- Task directions: Could you transcribe every entry below exactly, leaving out the pictures?

#### Dataset content ####

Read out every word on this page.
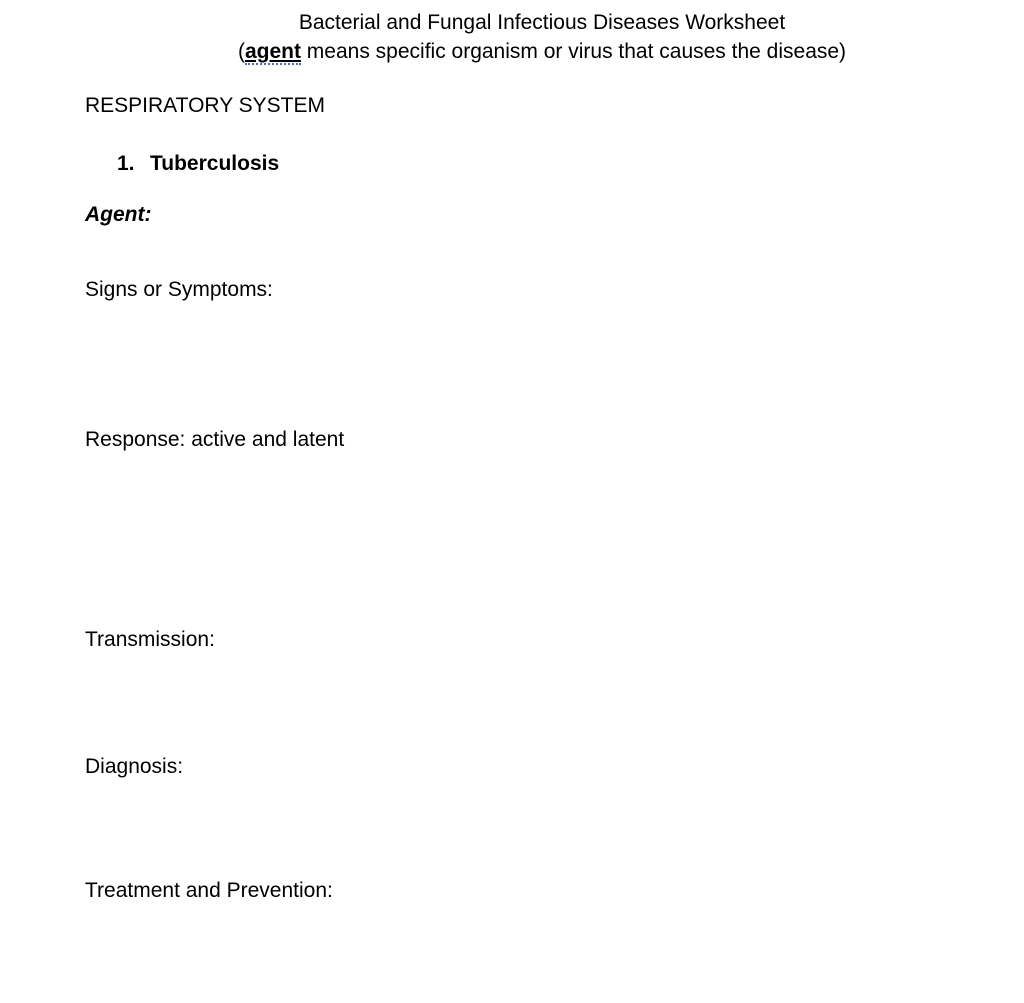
Bacterial and Fungal Infectious Diseases Worksheet
(agent means specific organism or virus that causes the disease)
RESPIRATORY SYSTEM
1. Tuberculosis
Agent:
Signs or Symptoms:
Response: active and latent
Transmission:
Diagnosis:
Treatment and Prevention:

####

- Response below:
Read out every word on this page.
Bacterial and Fungal Infectious Diseases Worksheet
(agent means specific organism or virus that causes the disease)
RESPIRATORY SYSTEM
1. Tuberculosis
Agent:
Signs or Symptoms:
Response: active and latent
Transmission:
Diagnosis:
Treatment and Prevention:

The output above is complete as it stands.